## Problem
Repeat every entry word for word, but leave the images out of your copy.

[Records from a collection]
(begin)
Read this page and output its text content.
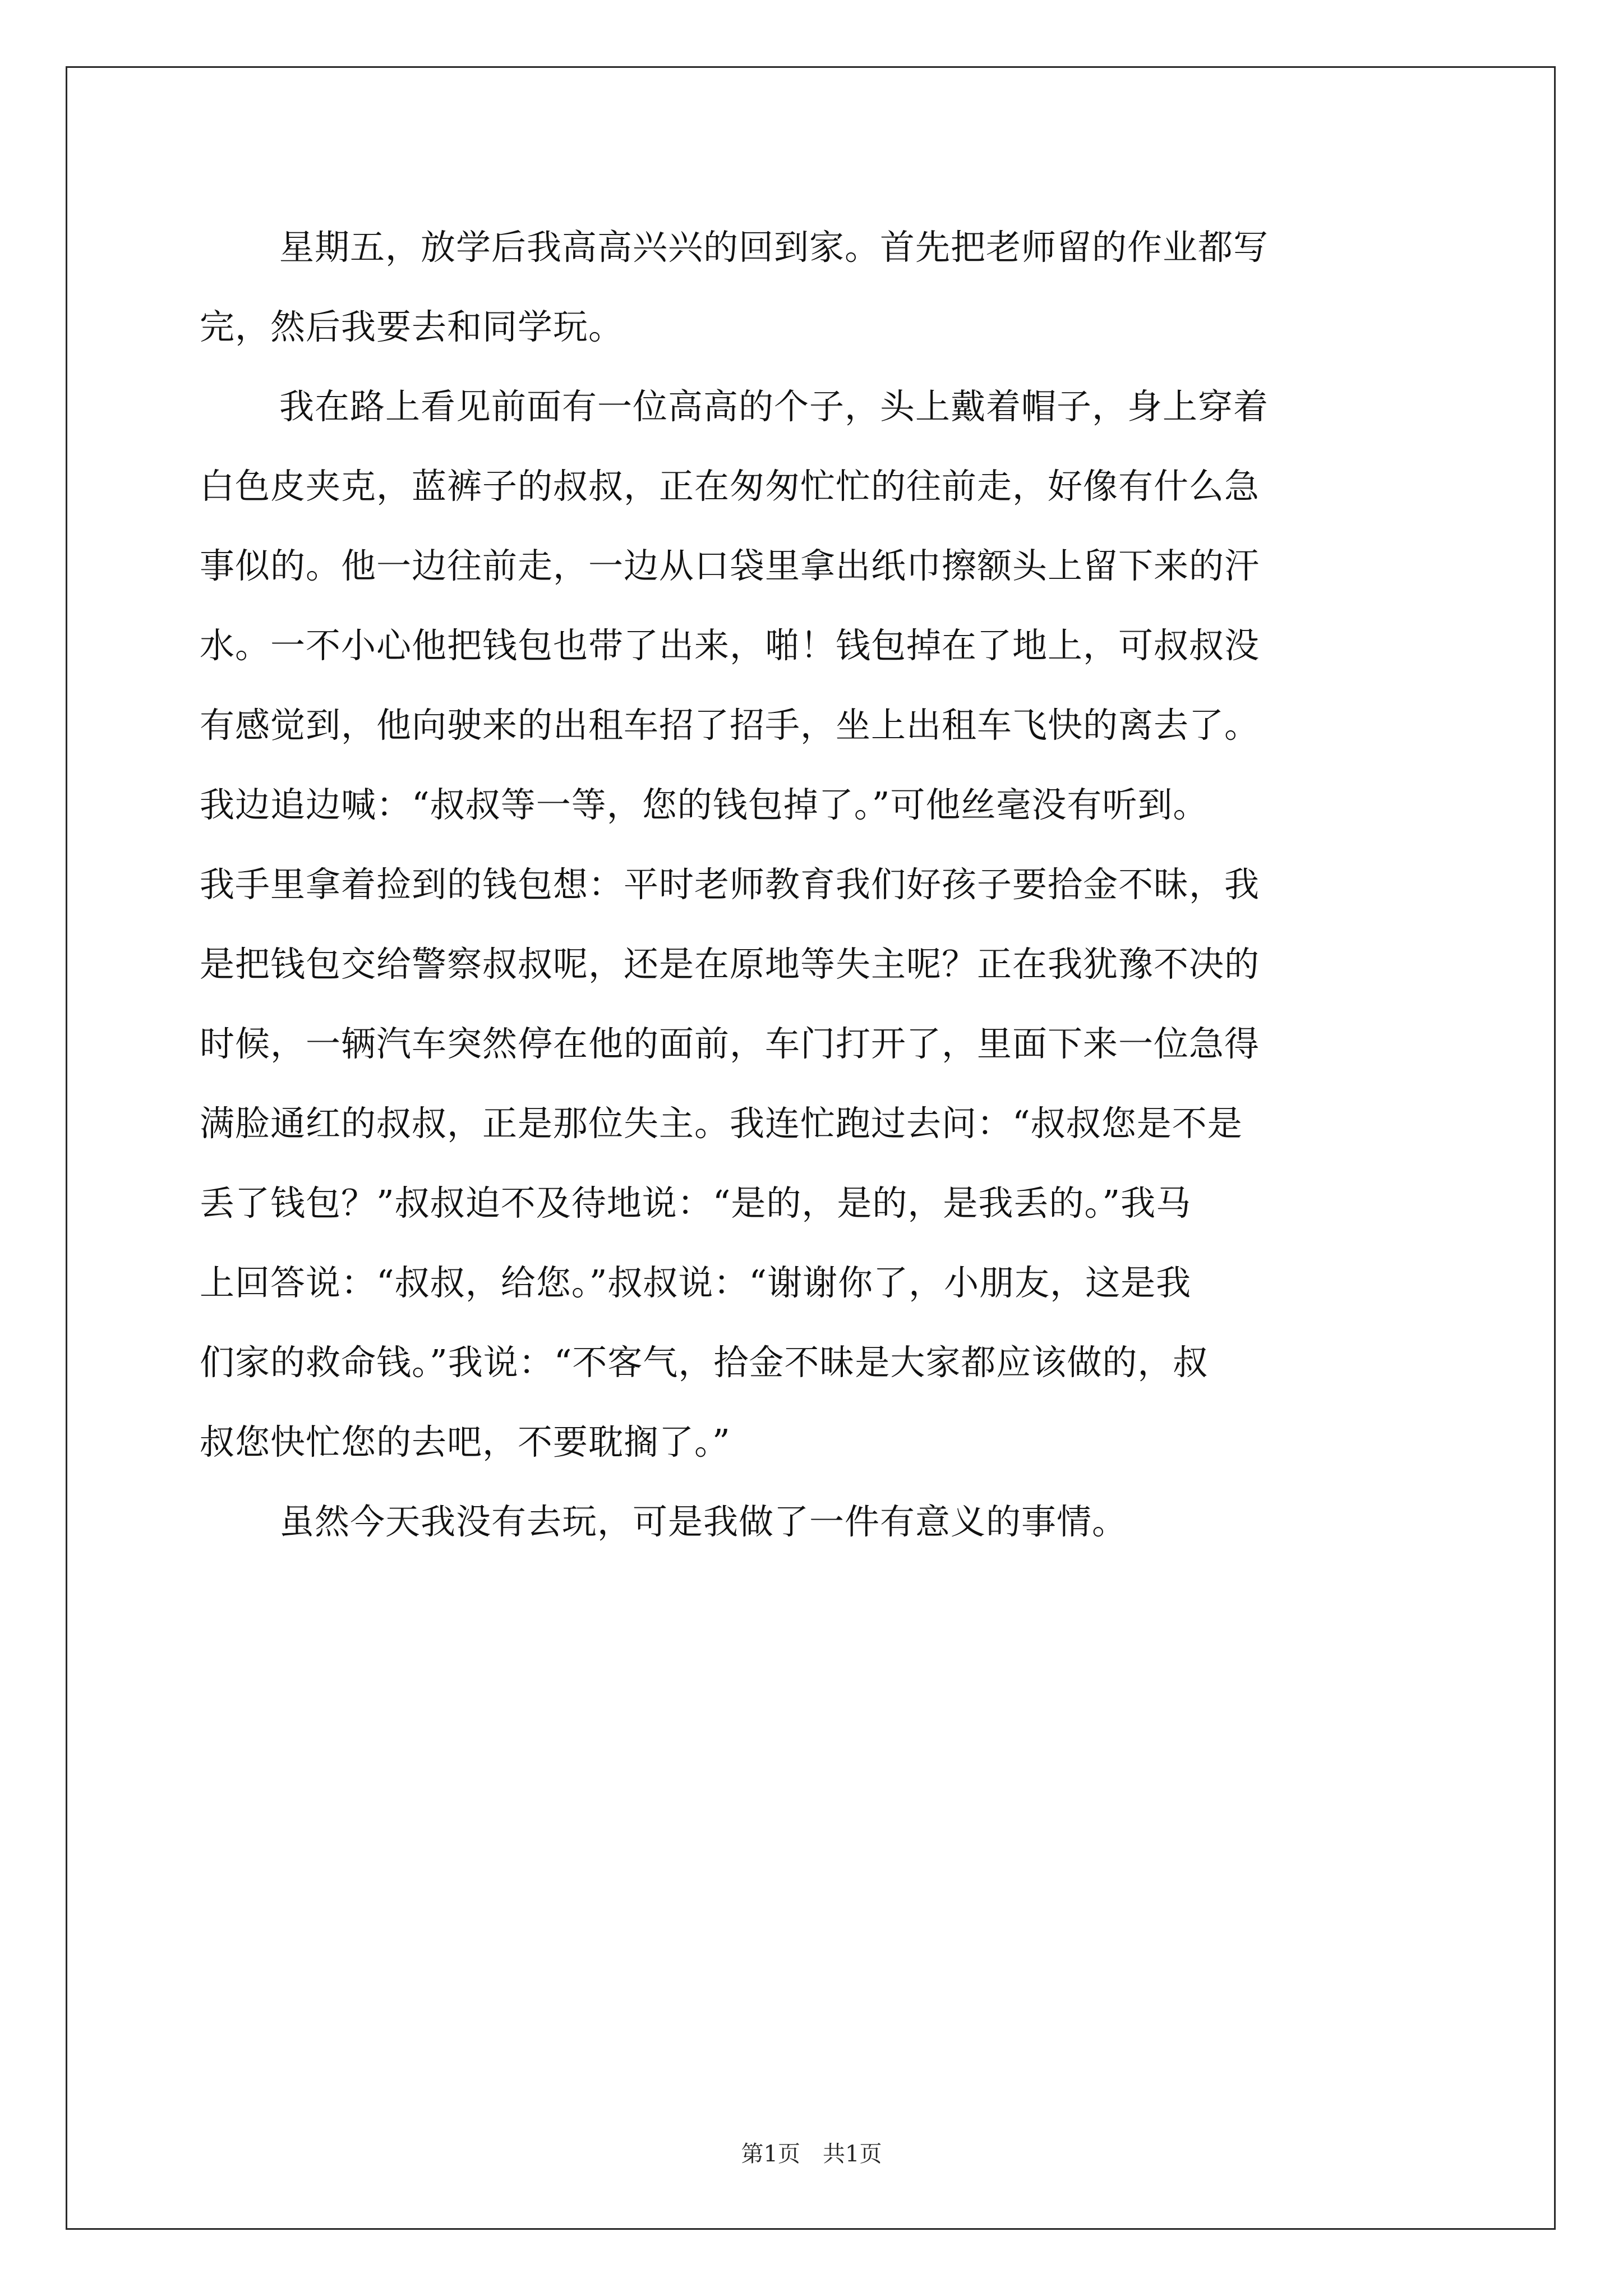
星期五，放学后我高高兴兴的回到家。首先把老师留的作业都写
完，然后我要去和同学玩。
我在路上看见前面有一位高高的个子，头上戴着帽子，身上穿着
白色皮夹克，蓝裤子的叔叔，正在匆匆忙忙的往前走，好像有什么急
事似的。他一边往前走，一边从口袋里拿出纸巾擦额头上留下来的汗
水。一不小心他把钱包也带了出来，啪！钱包掉在了地上，可叔叔没
有感觉到，他向驶来的出租车招了招手，坐上出租车飞快的离去了。
我边追边喊：“叔叔等一等，您的钱包掉了。”可他丝毫没有听到。
我手里拿着捡到的钱包想：平时老师教育我们好孩子要拾金不昧，我
是把钱包交给警察叔叔呢，还是在原地等失主呢？正在我犹豫不决的
时候，一辆汽车突然停在他的面前，车门打开了，里面下来一位急得
满脸通红的叔叔，正是那位失主。我连忙跑过去问：“叔叔您是不是
丢了钱包？”叔叔迫不及待地说：“是的，是的，是我丢的。”我马
上回答说：“叔叔，给您。”叔叔说：“谢谢你了，小朋友，这是我
们家的救命钱。”我说：“不客气，拾金不昧是大家都应该做的，叔
叔您快忙您的去吧，不要耽搁了。”
虽然今天我没有去玩，可是我做了一件有意义的事情。
第1页　共1页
(end)
## Task answer
Read this page and output its text content.
星期五，放学后我高高兴兴的回到家。首先把老师留的作业都写
完，然后我要去和同学玩。
我在路上看见前面有一位高高的个子，头上戴着帽子，身上穿着
白色皮夹克，蓝裤子的叔叔，正在匆匆忙忙的往前走，好像有什么急
事似的。他一边往前走，一边从口袋里拿出纸巾擦额头上留下来的汗
水。一不小心他把钱包也带了出来，啪！钱包掉在了地上，可叔叔没
有感觉到，他向驶来的出租车招了招手，坐上出租车飞快的离去了。
我边追边喊：“叔叔等一等，您的钱包掉了。”可他丝毫没有听到。
我手里拿着捡到的钱包想：平时老师教育我们好孩子要拾金不昧，我
是把钱包交给警察叔叔呢，还是在原地等失主呢？正在我犹豫不决的
时候，一辆汽车突然停在他的面前，车门打开了，里面下来一位急得
满脸通红的叔叔，正是那位失主。我连忙跑过去问：“叔叔您是不是
丢了钱包？”叔叔迫不及待地说：“是的，是的，是我丢的。”我马
上回答说：“叔叔，给您。”叔叔说：“谢谢你了，小朋友，这是我
们家的救命钱。”我说：“不客气，拾金不昧是大家都应该做的，叔
叔您快忙您的去吧，不要耽搁了。”
虽然今天我没有去玩，可是我做了一件有意义的事情。
第1页　共1页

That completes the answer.